## TASK PROMPT
Locate all lines in the data below that hold "border" and show them.

## PROVIDED RECORDS
————
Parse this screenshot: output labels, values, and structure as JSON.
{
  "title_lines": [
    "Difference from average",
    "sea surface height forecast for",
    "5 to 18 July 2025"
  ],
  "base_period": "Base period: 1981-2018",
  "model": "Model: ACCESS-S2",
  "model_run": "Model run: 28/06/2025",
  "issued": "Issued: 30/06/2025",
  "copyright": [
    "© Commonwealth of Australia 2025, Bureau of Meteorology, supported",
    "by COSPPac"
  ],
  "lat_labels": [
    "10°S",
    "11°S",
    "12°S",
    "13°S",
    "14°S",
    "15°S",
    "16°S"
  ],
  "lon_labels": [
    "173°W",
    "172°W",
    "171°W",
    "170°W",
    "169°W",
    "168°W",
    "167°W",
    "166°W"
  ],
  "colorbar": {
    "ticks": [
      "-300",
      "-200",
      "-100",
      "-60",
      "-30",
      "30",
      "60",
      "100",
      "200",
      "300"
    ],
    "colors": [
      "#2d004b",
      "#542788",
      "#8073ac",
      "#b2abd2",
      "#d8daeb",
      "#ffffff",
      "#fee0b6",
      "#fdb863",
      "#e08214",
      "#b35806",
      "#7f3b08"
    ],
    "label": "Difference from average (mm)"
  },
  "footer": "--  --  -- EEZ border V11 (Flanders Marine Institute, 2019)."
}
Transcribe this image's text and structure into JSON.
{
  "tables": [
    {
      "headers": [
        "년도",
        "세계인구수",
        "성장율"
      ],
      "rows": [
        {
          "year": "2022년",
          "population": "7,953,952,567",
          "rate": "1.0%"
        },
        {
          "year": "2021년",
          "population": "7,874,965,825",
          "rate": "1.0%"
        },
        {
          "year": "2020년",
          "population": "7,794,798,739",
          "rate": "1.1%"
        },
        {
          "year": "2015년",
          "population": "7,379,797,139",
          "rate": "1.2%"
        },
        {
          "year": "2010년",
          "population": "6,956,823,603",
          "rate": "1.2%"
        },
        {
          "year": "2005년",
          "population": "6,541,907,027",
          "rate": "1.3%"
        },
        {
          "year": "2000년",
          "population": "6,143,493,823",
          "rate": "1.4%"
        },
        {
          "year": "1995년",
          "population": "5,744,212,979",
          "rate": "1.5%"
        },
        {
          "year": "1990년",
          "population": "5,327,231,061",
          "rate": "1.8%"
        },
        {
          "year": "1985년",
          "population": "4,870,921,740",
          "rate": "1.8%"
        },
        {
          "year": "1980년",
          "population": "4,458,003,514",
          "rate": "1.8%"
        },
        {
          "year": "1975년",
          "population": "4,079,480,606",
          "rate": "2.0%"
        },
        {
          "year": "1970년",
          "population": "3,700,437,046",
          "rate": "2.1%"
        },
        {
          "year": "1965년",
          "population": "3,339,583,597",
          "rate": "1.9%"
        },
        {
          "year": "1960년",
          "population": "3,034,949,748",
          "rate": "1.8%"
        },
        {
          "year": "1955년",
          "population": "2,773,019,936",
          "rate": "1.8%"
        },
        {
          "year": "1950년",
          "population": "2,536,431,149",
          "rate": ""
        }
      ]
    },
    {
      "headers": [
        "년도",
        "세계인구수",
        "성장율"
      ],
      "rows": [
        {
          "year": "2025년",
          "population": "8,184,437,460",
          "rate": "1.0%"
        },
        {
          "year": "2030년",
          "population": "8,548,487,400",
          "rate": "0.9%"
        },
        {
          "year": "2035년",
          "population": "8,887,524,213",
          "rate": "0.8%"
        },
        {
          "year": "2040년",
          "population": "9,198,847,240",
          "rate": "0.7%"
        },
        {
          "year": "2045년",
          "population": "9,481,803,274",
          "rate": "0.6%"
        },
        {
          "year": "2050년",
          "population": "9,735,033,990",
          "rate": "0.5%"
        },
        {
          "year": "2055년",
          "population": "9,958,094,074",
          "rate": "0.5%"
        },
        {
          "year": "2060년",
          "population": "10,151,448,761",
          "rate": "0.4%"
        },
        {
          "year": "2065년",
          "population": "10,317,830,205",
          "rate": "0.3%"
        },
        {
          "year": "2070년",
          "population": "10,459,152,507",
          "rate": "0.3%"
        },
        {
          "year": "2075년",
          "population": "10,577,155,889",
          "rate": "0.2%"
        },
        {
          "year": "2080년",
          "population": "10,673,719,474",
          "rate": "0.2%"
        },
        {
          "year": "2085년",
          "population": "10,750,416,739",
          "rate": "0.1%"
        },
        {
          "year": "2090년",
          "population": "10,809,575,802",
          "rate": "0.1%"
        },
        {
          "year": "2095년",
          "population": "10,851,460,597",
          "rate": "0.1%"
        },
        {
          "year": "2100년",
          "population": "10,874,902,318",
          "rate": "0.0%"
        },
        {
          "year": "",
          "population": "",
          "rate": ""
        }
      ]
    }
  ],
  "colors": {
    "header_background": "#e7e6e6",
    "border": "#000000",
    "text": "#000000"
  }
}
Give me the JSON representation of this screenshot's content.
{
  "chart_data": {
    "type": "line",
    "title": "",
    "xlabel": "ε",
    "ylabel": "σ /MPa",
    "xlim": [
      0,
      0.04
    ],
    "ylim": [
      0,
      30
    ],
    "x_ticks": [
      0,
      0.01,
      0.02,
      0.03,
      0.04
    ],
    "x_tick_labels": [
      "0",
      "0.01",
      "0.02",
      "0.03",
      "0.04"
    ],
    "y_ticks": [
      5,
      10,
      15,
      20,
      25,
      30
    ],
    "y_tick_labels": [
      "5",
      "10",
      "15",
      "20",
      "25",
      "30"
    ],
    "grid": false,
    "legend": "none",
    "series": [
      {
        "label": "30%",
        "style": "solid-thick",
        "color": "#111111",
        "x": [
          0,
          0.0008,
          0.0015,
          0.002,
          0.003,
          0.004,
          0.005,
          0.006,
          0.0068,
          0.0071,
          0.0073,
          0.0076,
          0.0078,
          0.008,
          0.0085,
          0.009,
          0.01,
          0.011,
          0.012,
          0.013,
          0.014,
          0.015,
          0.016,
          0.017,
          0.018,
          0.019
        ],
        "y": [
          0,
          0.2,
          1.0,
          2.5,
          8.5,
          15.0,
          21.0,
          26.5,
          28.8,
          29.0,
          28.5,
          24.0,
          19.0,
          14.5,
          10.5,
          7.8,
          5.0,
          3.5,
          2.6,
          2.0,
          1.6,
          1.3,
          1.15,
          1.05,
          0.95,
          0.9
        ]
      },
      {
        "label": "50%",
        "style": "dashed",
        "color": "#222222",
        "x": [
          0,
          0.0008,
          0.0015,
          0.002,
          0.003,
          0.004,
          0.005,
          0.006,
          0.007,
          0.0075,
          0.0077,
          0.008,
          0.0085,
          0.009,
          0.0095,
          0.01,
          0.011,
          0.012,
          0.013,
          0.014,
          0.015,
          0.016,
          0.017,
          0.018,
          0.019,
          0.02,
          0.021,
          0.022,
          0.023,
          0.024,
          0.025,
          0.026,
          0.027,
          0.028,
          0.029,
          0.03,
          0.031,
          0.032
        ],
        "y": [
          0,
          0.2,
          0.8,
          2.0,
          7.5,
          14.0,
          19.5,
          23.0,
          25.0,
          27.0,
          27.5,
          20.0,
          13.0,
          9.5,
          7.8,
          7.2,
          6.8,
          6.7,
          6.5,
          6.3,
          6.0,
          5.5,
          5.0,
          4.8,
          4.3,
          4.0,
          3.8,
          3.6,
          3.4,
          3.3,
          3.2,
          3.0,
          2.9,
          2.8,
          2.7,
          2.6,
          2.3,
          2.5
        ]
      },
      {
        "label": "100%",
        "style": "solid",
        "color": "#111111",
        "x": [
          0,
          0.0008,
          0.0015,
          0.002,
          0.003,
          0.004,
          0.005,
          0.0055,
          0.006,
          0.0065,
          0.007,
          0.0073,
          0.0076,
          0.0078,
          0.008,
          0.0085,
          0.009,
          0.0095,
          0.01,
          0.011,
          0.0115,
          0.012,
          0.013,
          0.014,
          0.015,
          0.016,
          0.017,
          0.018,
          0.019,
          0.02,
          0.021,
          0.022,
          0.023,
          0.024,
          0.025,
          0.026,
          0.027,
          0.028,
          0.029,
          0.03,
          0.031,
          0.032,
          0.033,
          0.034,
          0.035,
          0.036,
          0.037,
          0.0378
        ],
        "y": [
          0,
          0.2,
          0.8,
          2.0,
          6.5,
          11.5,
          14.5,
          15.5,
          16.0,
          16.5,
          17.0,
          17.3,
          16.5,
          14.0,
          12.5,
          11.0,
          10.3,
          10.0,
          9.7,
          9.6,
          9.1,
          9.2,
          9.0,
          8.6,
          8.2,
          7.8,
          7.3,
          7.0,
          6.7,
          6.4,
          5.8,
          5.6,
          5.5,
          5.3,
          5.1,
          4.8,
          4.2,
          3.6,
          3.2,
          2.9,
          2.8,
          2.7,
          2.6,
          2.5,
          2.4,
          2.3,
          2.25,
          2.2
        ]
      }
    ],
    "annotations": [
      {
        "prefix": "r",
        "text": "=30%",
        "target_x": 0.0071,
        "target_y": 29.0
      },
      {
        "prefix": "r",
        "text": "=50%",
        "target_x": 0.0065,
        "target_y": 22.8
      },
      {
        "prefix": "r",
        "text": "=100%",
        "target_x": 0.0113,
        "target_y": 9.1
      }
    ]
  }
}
————
## WRITTEN ANSWER
  "footer": "--  --  -- EEZ border V11 (Flanders Marine Institute, 2019)."
    "border": "#000000",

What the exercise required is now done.